= Stored rows =
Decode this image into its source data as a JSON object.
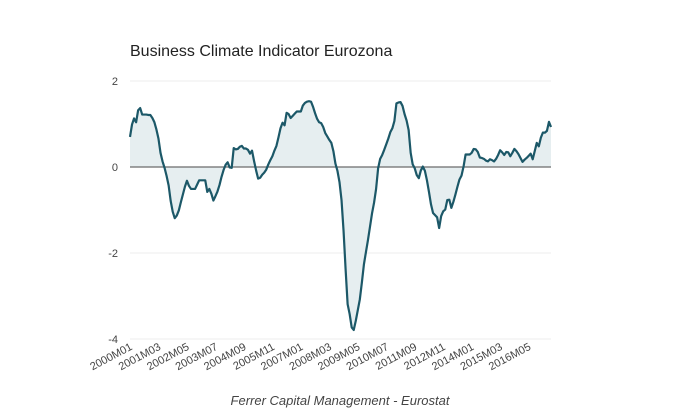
{
  "chart_data": {
    "type": "area",
    "title": "Business Climate Indicator Eurozona",
    "caption": "Ferrer Capital Management - Eurostat",
    "xlabel": "",
    "ylabel": "",
    "start_period": "2000M01",
    "ylim": [
      -4,
      2
    ],
    "yticks": [
      2,
      0,
      -2,
      -4
    ],
    "ytick_labels": [
      "2",
      "0",
      "-2",
      "-4"
    ],
    "xtick_labels": [
      "2000M01",
      "2001M03",
      "2002M05",
      "2003M07",
      "2004M09",
      "2005M11",
      "2007M01",
      "2008M03",
      "2009M05",
      "2010M07",
      "2011M09",
      "2012M11",
      "2014M01",
      "2015M03",
      "2016M05"
    ],
    "xtick_index": [
      0,
      14,
      28,
      42,
      56,
      70,
      84,
      98,
      112,
      126,
      140,
      154,
      168,
      182,
      196
    ],
    "grid": true,
    "baseline": 0,
    "colors": {
      "line": "#1c5868",
      "fill": "#e6eef0",
      "zero_line": "#6b6b6b",
      "grid": "#eeeeee"
    },
    "control_points": [
      [
        0,
        0.7
      ],
      [
        1.6,
        1.17
      ],
      [
        3.3,
        1.01
      ],
      [
        4.4,
        1.5
      ],
      [
        5.7,
        1.22
      ],
      [
        10.3,
        1.21
      ],
      [
        12.3,
        1.01
      ],
      [
        14,
        0.66
      ],
      [
        15.3,
        0.23
      ],
      [
        16.9,
        0.0
      ],
      [
        18.9,
        -0.39
      ],
      [
        20.5,
        -0.97
      ],
      [
        22.2,
        -1.22
      ],
      [
        23.8,
        -1.05
      ],
      [
        26.3,
        -0.58
      ],
      [
        27.9,
        -0.31
      ],
      [
        29.6,
        -0.51
      ],
      [
        32,
        -0.51
      ],
      [
        34,
        -0.31
      ],
      [
        37,
        -0.31
      ],
      [
        38.3,
        -0.66
      ],
      [
        39.4,
        -0.43
      ],
      [
        40.6,
        -0.82
      ],
      [
        42.2,
        -0.66
      ],
      [
        43.5,
        -0.51
      ],
      [
        45.2,
        -0.19
      ],
      [
        46.8,
        0.04
      ],
      [
        48.1,
        0.12
      ],
      [
        49.8,
        -0.12
      ],
      [
        50.9,
        0.44
      ],
      [
        52.5,
        0.39
      ],
      [
        54.7,
        0.51
      ],
      [
        56.7,
        0.39
      ],
      [
        57.5,
        0.51
      ],
      [
        58.6,
        0.27
      ],
      [
        59.9,
        0.4
      ],
      [
        61.6,
        0.0
      ],
      [
        63.2,
        -0.31
      ],
      [
        64.9,
        -0.19
      ],
      [
        66.8,
        -0.08
      ],
      [
        68.5,
        0.12
      ],
      [
        69.8,
        0.23
      ],
      [
        71.1,
        0.39
      ],
      [
        72.2,
        0.51
      ],
      [
        73.4,
        0.78
      ],
      [
        74.7,
        1.05
      ],
      [
        76,
        0.97
      ],
      [
        77.2,
        1.32
      ],
      [
        78.8,
        1.13
      ],
      [
        80.5,
        1.21
      ],
      [
        82.6,
        1.32
      ],
      [
        83.7,
        1.25
      ],
      [
        85.4,
        1.48
      ],
      [
        87.5,
        1.53
      ],
      [
        89.2,
        1.52
      ],
      [
        90.8,
        1.28
      ],
      [
        92.5,
        1.05
      ],
      [
        94.4,
        1.01
      ],
      [
        96.1,
        0.78
      ],
      [
        98.1,
        0.62
      ],
      [
        99.4,
        0.54
      ],
      [
        101,
        0.08
      ],
      [
        102.6,
        -0.19
      ],
      [
        104.3,
        -0.89
      ],
      [
        105.6,
        -1.98
      ],
      [
        106.8,
        -3.15
      ],
      [
        107.9,
        -3.39
      ],
      [
        109.5,
        -3.89
      ],
      [
        111.2,
        -3.54
      ],
      [
        113.3,
        -3.0
      ],
      [
        114.9,
        -2.3
      ],
      [
        117.1,
        -1.67
      ],
      [
        119.1,
        -1.05
      ],
      [
        120.7,
        -0.66
      ],
      [
        122.3,
        0.12
      ],
      [
        124.3,
        0.31
      ],
      [
        126.4,
        0.58
      ],
      [
        128.6,
        0.89
      ],
      [
        129.7,
        0.93
      ],
      [
        130.9,
        1.48
      ],
      [
        133.5,
        1.52
      ],
      [
        135.1,
        1.21
      ],
      [
        136.8,
        0.97
      ],
      [
        138.4,
        0.12
      ],
      [
        140.1,
        -0.04
      ],
      [
        141.7,
        -0.31
      ],
      [
        143.7,
        0.04
      ],
      [
        145.3,
        -0.12
      ],
      [
        147,
        -0.58
      ],
      [
        148.6,
        -1.05
      ],
      [
        151.1,
        -1.17
      ],
      [
        152.2,
        -1.48
      ],
      [
        153.2,
        -1.05
      ],
      [
        154.9,
        -1.01
      ],
      [
        156.5,
        -0.66
      ],
      [
        158.1,
        -0.97
      ],
      [
        160.1,
        -0.62
      ],
      [
        161.8,
        -0.31
      ],
      [
        163.4,
        -0.16
      ],
      [
        165,
        0.29
      ],
      [
        167.5,
        0.29
      ],
      [
        169.1,
        0.43
      ],
      [
        170.8,
        0.39
      ],
      [
        171.6,
        0.23
      ],
      [
        174,
        0.19
      ],
      [
        175.7,
        0.12
      ],
      [
        177.3,
        0.19
      ],
      [
        178.9,
        0.12
      ],
      [
        180.6,
        0.23
      ],
      [
        182.2,
        0.41
      ],
      [
        183.9,
        0.27
      ],
      [
        185.5,
        0.39
      ],
      [
        187.2,
        0.23
      ],
      [
        188.8,
        0.43
      ],
      [
        190.5,
        0.35
      ],
      [
        192.9,
        0.12
      ],
      [
        195.4,
        0.23
      ],
      [
        197,
        0.31
      ],
      [
        198.2,
        0.16
      ],
      [
        199.8,
        0.58
      ],
      [
        201.1,
        0.47
      ],
      [
        202.5,
        0.8
      ],
      [
        204.8,
        0.8
      ],
      [
        206.1,
        1.07
      ],
      [
        207,
        0.93
      ]
    ],
    "n_points": 208
  }
}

= Exercise =
Transcribe the material exactly, leaving every picture out.

= The output =
Decode this image into its source data as a JSON object.
{
  "chart_data": {
    "type": "area",
    "title": "Business Climate Indicator Eurozona",
    "caption": "Ferrer Capital Management - Eurostat",
    "xlabel": "",
    "ylabel": "",
    "start_period": "2000M01",
    "ylim": [
      -4,
      2
    ],
    "yticks": [
      2,
      0,
      -2,
      -4
    ],
    "ytick_labels": [
      "2",
      "0",
      "-2",
      "-4"
    ],
    "xtick_labels": [
      "2000M01",
      "2001M03",
      "2002M05",
      "2003M07",
      "2004M09",
      "2005M11",
      "2007M01",
      "2008M03",
      "2009M05",
      "2010M07",
      "2011M09",
      "2012M11",
      "2014M01",
      "2015M03",
      "2016M05"
    ],
    "xtick_index": [
      0,
      14,
      28,
      42,
      56,
      70,
      84,
      98,
      112,
      126,
      140,
      154,
      168,
      182,
      196
    ],
    "grid": true,
    "baseline": 0,
    "colors": {
      "line": "#1c5868",
      "fill": "#e6eef0",
      "zero_line": "#6b6b6b",
      "grid": "#eeeeee"
    },
    "control_points": [
      [
        0,
        0.7
      ],
      [
        1.6,
        1.17
      ],
      [
        3.3,
        1.01
      ],
      [
        4.4,
        1.5
      ],
      [
        5.7,
        1.22
      ],
      [
        10.3,
        1.21
      ],
      [
        12.3,
        1.01
      ],
      [
        14,
        0.66
      ],
      [
        15.3,
        0.23
      ],
      [
        16.9,
        0.0
      ],
      [
        18.9,
        -0.39
      ],
      [
        20.5,
        -0.97
      ],
      [
        22.2,
        -1.22
      ],
      [
        23.8,
        -1.05
      ],
      [
        26.3,
        -0.58
      ],
      [
        27.9,
        -0.31
      ],
      [
        29.6,
        -0.51
      ],
      [
        32,
        -0.51
      ],
      [
        34,
        -0.31
      ],
      [
        37,
        -0.31
      ],
      [
        38.3,
        -0.66
      ],
      [
        39.4,
        -0.43
      ],
      [
        40.6,
        -0.82
      ],
      [
        42.2,
        -0.66
      ],
      [
        43.5,
        -0.51
      ],
      [
        45.2,
        -0.19
      ],
      [
        46.8,
        0.04
      ],
      [
        48.1,
        0.12
      ],
      [
        49.8,
        -0.12
      ],
      [
        50.9,
        0.44
      ],
      [
        52.5,
        0.39
      ],
      [
        54.7,
        0.51
      ],
      [
        56.7,
        0.39
      ],
      [
        57.5,
        0.51
      ],
      [
        58.6,
        0.27
      ],
      [
        59.9,
        0.4
      ],
      [
        61.6,
        0.0
      ],
      [
        63.2,
        -0.31
      ],
      [
        64.9,
        -0.19
      ],
      [
        66.8,
        -0.08
      ],
      [
        68.5,
        0.12
      ],
      [
        69.8,
        0.23
      ],
      [
        71.1,
        0.39
      ],
      [
        72.2,
        0.51
      ],
      [
        73.4,
        0.78
      ],
      [
        74.7,
        1.05
      ],
      [
        76,
        0.97
      ],
      [
        77.2,
        1.32
      ],
      [
        78.8,
        1.13
      ],
      [
        80.5,
        1.21
      ],
      [
        82.6,
        1.32
      ],
      [
        83.7,
        1.25
      ],
      [
        85.4,
        1.48
      ],
      [
        87.5,
        1.53
      ],
      [
        89.2,
        1.52
      ],
      [
        90.8,
        1.28
      ],
      [
        92.5,
        1.05
      ],
      [
        94.4,
        1.01
      ],
      [
        96.1,
        0.78
      ],
      [
        98.1,
        0.62
      ],
      [
        99.4,
        0.54
      ],
      [
        101,
        0.08
      ],
      [
        102.6,
        -0.19
      ],
      [
        104.3,
        -0.89
      ],
      [
        105.6,
        -1.98
      ],
      [
        106.8,
        -3.15
      ],
      [
        107.9,
        -3.39
      ],
      [
        109.5,
        -3.89
      ],
      [
        111.2,
        -3.54
      ],
      [
        113.3,
        -3.0
      ],
      [
        114.9,
        -2.3
      ],
      [
        117.1,
        -1.67
      ],
      [
        119.1,
        -1.05
      ],
      [
        120.7,
        -0.66
      ],
      [
        122.3,
        0.12
      ],
      [
        124.3,
        0.31
      ],
      [
        126.4,
        0.58
      ],
      [
        128.6,
        0.89
      ],
      [
        129.7,
        0.93
      ],
      [
        130.9,
        1.48
      ],
      [
        133.5,
        1.52
      ],
      [
        135.1,
        1.21
      ],
      [
        136.8,
        0.97
      ],
      [
        138.4,
        0.12
      ],
      [
        140.1,
        -0.04
      ],
      [
        141.7,
        -0.31
      ],
      [
        143.7,
        0.04
      ],
      [
        145.3,
        -0.12
      ],
      [
        147,
        -0.58
      ],
      [
        148.6,
        -1.05
      ],
      [
        151.1,
        -1.17
      ],
      [
        152.2,
        -1.48
      ],
      [
        153.2,
        -1.05
      ],
      [
        154.9,
        -1.01
      ],
      [
        156.5,
        -0.66
      ],
      [
        158.1,
        -0.97
      ],
      [
        160.1,
        -0.62
      ],
      [
        161.8,
        -0.31
      ],
      [
        163.4,
        -0.16
      ],
      [
        165,
        0.29
      ],
      [
        167.5,
        0.29
      ],
      [
        169.1,
        0.43
      ],
      [
        170.8,
        0.39
      ],
      [
        171.6,
        0.23
      ],
      [
        174,
        0.19
      ],
      [
        175.7,
        0.12
      ],
      [
        177.3,
        0.19
      ],
      [
        178.9,
        0.12
      ],
      [
        180.6,
        0.23
      ],
      [
        182.2,
        0.41
      ],
      [
        183.9,
        0.27
      ],
      [
        185.5,
        0.39
      ],
      [
        187.2,
        0.23
      ],
      [
        188.8,
        0.43
      ],
      [
        190.5,
        0.35
      ],
      [
        192.9,
        0.12
      ],
      [
        195.4,
        0.23
      ],
      [
        197,
        0.31
      ],
      [
        198.2,
        0.16
      ],
      [
        199.8,
        0.58
      ],
      [
        201.1,
        0.47
      ],
      [
        202.5,
        0.8
      ],
      [
        204.8,
        0.8
      ],
      [
        206.1,
        1.07
      ],
      [
        207,
        0.93
      ]
    ],
    "n_points": 208
  }
}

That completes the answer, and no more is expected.